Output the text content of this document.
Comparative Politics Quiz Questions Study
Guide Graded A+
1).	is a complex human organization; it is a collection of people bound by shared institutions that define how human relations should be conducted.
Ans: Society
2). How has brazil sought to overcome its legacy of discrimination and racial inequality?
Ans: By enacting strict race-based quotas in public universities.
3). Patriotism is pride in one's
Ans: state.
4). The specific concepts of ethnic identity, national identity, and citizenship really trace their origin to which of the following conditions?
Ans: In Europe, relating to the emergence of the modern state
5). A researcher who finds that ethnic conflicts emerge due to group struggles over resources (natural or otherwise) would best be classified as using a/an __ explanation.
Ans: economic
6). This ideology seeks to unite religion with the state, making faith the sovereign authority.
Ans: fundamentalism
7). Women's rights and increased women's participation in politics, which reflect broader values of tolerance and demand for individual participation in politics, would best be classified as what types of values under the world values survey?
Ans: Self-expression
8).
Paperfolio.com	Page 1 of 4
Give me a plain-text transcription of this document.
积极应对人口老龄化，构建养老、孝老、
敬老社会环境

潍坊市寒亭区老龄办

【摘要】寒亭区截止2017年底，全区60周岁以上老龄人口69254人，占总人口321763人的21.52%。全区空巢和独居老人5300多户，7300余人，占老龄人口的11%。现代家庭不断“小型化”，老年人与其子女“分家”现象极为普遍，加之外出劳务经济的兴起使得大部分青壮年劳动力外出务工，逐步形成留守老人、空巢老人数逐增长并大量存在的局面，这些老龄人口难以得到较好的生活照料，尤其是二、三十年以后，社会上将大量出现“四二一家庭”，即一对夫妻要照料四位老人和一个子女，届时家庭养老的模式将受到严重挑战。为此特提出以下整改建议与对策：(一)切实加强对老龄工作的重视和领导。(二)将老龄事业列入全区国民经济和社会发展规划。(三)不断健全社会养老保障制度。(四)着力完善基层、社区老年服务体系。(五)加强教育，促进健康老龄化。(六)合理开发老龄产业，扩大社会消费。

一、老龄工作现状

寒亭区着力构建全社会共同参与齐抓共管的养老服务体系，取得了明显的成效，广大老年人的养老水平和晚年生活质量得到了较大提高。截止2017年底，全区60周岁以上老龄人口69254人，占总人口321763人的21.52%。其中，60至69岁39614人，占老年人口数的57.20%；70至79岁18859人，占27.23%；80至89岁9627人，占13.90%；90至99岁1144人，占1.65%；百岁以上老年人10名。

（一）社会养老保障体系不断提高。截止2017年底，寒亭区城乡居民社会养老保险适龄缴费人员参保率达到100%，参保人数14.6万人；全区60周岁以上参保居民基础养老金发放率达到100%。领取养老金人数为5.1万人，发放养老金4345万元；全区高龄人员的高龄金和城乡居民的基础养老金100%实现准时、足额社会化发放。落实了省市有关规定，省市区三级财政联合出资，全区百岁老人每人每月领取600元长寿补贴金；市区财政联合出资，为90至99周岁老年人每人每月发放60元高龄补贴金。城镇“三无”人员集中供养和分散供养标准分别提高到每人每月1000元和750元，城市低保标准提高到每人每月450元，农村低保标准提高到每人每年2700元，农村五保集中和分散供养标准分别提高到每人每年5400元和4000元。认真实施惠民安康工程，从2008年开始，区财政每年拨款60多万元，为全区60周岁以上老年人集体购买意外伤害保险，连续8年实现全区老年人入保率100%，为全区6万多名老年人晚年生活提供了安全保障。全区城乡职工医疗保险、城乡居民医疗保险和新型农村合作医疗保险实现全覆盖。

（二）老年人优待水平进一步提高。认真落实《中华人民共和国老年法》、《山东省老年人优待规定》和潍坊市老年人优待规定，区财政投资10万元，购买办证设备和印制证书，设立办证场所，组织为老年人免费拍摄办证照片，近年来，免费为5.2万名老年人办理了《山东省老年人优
• • • • •
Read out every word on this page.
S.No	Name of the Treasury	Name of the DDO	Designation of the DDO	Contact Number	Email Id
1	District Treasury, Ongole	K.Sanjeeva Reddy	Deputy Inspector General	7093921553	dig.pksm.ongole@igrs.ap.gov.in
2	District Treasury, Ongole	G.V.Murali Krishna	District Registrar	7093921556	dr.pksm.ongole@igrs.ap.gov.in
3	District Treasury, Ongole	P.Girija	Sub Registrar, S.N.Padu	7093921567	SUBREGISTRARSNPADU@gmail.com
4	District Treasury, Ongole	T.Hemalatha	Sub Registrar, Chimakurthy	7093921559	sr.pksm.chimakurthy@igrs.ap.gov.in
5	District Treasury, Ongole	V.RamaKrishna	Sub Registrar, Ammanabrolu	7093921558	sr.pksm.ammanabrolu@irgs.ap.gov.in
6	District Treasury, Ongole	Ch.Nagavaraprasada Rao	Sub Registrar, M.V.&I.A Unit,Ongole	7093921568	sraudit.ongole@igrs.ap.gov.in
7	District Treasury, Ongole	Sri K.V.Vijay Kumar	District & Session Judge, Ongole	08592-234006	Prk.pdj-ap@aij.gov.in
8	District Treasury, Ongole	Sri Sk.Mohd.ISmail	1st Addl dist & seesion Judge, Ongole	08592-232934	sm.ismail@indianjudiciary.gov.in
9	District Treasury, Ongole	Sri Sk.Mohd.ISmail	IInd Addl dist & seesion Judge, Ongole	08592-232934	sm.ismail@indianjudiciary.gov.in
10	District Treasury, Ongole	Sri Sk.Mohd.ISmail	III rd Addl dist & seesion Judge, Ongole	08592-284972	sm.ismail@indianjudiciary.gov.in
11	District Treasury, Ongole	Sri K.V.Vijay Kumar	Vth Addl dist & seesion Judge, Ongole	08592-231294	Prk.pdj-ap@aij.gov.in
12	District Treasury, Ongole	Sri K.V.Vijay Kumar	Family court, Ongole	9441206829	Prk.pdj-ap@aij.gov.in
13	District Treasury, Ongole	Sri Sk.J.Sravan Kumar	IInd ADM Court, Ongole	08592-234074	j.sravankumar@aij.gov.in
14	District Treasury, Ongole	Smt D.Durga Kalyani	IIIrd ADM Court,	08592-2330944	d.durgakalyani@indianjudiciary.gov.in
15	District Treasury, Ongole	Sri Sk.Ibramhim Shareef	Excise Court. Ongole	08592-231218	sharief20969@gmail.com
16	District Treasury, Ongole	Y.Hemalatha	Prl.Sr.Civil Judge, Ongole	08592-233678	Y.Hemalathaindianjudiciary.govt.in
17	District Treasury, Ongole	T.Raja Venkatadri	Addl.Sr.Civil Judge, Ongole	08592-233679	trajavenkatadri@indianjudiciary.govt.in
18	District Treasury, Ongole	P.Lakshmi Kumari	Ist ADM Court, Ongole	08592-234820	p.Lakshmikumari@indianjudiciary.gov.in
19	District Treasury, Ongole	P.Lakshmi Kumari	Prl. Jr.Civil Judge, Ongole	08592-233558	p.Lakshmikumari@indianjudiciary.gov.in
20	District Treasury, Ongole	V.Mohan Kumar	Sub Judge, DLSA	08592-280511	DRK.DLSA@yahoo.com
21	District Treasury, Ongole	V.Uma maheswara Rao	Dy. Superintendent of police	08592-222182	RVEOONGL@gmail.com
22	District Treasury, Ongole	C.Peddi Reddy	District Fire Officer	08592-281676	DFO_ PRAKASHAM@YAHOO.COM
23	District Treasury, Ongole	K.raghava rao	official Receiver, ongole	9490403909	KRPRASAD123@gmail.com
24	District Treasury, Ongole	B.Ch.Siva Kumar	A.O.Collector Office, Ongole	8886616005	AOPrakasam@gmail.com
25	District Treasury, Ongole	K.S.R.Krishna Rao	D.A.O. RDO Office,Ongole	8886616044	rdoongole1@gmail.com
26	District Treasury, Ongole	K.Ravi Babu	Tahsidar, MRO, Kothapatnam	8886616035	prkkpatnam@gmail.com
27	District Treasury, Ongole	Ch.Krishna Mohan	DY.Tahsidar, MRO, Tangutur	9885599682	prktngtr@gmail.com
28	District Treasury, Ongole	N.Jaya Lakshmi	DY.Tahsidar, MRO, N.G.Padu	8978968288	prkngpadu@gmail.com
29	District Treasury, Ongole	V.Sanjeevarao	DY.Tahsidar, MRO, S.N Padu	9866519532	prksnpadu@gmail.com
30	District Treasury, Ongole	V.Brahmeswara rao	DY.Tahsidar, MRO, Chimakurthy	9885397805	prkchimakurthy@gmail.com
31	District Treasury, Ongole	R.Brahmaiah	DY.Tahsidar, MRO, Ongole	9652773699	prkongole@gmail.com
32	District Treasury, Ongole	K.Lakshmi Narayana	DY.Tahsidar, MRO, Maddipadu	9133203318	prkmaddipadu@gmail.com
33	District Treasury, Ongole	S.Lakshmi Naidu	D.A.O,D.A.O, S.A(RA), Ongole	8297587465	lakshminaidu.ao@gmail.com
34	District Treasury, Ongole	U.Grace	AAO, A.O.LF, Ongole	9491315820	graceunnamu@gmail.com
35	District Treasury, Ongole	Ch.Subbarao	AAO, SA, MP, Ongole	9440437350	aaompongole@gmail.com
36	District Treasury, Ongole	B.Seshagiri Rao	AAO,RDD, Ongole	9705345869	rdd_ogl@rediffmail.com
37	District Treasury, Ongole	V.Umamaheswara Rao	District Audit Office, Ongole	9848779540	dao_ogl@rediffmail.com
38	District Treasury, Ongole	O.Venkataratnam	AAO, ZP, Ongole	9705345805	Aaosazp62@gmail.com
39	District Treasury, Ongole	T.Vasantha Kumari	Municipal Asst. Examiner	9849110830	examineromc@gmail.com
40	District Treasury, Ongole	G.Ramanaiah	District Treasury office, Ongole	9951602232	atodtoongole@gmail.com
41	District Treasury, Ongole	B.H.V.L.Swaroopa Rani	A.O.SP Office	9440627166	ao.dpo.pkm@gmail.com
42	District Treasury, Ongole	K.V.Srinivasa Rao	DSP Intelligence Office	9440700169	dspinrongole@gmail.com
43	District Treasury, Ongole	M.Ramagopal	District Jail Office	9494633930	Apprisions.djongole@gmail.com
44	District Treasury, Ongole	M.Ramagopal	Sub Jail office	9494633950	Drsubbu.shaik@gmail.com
• • • • •
Pick out the lines containing the string "Ramagopal" and show them.

43	District Treasury, Ongole	M.Ramagopal	District Jail Office	9494633930	Apprisions.djongole@gmail.com
44	District Treasury, Ongole	M.Ramagopal	Sub Jail office	9494633950	Drsubbu.shaik@gmail.com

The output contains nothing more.